> [Aim]:
Reproduce the data word for word, beginning at its first line and stopping after the line that contains "section-title: Regular Maintenance".

Page element annotations:
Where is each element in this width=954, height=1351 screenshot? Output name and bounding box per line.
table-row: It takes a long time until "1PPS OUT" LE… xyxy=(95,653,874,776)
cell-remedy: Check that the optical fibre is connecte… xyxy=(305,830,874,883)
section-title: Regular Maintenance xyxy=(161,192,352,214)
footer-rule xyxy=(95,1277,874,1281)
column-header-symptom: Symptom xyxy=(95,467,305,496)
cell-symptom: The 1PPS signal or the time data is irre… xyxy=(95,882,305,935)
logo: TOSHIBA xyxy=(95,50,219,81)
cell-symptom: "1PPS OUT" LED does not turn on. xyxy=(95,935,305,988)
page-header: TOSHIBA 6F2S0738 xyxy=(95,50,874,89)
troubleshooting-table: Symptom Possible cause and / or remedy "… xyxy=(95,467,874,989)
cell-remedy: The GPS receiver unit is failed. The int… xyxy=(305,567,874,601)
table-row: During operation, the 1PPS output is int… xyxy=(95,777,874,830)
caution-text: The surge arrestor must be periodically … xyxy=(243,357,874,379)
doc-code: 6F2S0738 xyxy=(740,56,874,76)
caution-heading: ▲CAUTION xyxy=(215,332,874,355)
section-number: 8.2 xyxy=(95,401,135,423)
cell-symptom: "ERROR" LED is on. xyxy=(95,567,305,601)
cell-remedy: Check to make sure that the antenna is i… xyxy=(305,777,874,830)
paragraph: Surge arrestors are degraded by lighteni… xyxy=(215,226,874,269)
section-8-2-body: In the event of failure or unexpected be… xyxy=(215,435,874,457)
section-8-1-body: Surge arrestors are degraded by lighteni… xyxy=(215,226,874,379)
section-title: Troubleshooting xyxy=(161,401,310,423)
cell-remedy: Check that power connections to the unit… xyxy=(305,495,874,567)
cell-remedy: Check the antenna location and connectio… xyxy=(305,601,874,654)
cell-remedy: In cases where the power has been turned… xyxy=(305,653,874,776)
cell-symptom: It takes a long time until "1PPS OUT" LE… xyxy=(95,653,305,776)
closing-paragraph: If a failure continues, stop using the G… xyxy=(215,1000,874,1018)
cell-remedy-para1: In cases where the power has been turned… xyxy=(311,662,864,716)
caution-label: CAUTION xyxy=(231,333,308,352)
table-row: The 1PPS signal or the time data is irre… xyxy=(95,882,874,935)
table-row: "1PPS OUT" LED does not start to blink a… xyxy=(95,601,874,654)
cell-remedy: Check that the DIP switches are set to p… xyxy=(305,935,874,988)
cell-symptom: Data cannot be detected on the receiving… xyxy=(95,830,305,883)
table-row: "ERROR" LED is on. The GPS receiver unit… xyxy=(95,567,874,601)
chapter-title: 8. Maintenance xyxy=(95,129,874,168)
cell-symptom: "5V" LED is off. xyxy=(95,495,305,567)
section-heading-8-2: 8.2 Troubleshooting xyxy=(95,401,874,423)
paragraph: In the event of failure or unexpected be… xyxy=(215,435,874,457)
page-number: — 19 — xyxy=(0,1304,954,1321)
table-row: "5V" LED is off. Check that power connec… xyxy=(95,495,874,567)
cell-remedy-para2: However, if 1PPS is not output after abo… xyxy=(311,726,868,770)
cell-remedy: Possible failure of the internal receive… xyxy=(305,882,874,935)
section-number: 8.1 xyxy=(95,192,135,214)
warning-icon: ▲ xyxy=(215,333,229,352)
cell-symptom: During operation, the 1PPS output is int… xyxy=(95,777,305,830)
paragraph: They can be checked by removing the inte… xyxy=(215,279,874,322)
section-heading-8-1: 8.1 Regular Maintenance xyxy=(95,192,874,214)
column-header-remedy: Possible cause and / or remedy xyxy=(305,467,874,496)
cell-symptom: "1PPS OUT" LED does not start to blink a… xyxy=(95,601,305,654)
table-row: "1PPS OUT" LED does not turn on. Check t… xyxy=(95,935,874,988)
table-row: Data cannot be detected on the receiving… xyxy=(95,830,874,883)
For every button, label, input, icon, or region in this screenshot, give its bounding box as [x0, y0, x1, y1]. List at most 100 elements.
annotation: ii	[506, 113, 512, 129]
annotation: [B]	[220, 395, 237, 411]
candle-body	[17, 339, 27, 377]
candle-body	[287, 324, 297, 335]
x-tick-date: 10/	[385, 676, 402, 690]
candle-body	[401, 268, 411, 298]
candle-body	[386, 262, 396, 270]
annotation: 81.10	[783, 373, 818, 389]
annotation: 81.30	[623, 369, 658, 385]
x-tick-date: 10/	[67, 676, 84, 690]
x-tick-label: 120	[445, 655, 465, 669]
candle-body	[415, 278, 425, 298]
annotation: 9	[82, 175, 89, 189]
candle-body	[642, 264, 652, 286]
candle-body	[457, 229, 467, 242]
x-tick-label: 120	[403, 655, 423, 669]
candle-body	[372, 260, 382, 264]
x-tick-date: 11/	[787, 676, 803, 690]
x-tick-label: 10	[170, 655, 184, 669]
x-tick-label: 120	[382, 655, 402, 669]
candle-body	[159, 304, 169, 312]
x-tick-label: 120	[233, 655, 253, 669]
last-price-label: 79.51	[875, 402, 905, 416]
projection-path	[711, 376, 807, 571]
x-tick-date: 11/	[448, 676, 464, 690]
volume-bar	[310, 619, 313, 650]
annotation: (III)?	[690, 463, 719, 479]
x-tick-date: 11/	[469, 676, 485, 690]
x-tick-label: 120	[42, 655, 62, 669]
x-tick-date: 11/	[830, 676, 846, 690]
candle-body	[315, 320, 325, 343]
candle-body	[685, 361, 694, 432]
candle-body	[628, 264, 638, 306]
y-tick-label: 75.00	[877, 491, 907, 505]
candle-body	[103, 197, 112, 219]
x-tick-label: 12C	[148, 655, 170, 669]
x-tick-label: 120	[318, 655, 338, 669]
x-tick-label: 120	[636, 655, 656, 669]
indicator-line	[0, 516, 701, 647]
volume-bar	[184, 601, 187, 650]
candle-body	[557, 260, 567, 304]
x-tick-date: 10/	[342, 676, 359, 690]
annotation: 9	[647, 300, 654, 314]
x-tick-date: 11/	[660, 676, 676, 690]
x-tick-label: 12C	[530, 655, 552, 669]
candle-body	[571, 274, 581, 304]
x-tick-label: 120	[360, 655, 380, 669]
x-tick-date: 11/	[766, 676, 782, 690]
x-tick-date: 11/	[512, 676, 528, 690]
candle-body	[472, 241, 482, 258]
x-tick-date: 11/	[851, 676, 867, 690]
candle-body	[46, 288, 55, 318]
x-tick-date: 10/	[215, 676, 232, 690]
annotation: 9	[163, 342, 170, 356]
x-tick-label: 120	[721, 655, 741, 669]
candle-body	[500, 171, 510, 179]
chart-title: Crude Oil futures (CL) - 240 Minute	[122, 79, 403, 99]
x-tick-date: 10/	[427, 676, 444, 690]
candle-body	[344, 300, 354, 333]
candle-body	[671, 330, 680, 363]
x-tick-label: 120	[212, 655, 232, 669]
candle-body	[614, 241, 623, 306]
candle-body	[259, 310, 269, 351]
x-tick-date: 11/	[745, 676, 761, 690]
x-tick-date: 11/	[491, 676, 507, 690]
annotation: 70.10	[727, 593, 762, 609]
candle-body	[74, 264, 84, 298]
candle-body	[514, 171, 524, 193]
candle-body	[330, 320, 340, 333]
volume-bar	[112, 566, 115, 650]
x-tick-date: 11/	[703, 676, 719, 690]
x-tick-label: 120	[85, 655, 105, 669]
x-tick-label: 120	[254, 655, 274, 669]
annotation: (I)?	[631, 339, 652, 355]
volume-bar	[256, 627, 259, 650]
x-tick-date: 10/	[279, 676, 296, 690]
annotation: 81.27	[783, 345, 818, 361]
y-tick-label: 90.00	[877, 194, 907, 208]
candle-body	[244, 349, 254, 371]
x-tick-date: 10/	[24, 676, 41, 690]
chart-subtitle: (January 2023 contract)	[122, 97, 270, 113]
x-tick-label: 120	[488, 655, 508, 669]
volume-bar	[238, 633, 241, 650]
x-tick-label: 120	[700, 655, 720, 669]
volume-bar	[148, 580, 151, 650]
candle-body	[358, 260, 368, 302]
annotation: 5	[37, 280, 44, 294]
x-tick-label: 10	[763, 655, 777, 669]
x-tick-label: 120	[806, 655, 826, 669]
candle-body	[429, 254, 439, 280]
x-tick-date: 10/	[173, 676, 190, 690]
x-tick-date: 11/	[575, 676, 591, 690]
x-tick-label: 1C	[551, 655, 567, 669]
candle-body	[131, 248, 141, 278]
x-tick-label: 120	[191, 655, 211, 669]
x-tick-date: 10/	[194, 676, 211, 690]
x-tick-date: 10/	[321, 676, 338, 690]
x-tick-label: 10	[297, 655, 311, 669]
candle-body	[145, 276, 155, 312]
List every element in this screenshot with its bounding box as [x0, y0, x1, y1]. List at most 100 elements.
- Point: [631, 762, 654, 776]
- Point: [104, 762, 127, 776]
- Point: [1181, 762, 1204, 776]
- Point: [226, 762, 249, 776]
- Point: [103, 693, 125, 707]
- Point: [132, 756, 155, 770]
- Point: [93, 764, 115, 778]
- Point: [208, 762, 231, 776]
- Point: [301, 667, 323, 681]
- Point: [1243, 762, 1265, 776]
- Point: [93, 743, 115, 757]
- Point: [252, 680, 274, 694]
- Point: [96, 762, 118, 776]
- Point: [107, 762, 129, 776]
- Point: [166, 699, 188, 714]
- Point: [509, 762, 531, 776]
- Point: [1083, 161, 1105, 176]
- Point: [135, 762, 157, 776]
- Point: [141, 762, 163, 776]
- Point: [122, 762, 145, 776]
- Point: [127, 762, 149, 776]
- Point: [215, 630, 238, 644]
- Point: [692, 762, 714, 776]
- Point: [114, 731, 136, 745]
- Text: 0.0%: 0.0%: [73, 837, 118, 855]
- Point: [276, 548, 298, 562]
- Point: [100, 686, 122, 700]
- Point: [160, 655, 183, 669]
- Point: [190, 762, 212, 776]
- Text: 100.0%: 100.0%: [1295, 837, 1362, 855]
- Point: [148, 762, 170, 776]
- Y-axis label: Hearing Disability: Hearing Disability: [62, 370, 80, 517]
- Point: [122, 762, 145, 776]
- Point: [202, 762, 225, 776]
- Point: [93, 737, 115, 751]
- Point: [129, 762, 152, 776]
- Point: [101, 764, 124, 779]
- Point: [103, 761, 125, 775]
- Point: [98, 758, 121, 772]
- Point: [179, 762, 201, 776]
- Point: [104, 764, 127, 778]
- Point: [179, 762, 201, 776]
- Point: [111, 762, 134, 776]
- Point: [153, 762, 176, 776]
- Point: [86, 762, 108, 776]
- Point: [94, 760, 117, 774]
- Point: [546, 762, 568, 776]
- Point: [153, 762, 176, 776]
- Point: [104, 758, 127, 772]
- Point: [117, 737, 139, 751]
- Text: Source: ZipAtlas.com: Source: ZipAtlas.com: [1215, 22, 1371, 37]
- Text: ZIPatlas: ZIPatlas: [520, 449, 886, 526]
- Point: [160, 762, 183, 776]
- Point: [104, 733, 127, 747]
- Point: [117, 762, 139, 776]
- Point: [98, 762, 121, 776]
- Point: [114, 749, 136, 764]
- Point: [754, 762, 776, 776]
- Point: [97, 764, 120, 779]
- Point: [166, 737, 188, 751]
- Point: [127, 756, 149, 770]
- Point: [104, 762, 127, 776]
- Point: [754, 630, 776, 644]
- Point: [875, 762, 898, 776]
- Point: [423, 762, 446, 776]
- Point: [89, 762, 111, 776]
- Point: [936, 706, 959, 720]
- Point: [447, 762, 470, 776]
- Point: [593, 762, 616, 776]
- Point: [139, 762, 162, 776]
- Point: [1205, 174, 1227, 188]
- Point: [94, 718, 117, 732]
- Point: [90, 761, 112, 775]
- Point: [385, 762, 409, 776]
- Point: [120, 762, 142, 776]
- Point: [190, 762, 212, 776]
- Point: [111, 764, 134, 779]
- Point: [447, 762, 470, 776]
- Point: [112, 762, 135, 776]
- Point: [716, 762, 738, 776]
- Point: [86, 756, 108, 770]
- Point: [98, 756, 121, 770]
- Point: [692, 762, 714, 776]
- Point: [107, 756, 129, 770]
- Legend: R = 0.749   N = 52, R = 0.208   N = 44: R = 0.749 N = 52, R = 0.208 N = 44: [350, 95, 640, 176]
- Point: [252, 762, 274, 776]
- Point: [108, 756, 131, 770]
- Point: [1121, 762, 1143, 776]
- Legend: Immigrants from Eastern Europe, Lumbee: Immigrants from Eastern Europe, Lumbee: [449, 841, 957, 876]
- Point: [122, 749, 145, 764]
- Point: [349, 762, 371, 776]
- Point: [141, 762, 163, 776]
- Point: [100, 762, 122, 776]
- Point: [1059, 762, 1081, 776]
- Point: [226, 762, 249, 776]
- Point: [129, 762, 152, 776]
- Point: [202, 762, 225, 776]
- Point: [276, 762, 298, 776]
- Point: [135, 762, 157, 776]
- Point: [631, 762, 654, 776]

> [Problem solution]:
Where is each element in this width=954, height=1351 screenshot? Output name and bounding box per line.
table-row: It takes a long time until "1PPS OUT" LE… xyxy=(95,653,874,776)
cell-remedy: Check that the optical fibre is connecte… xyxy=(305,830,874,883)
section-title: Regular Maintenance xyxy=(161,192,352,214)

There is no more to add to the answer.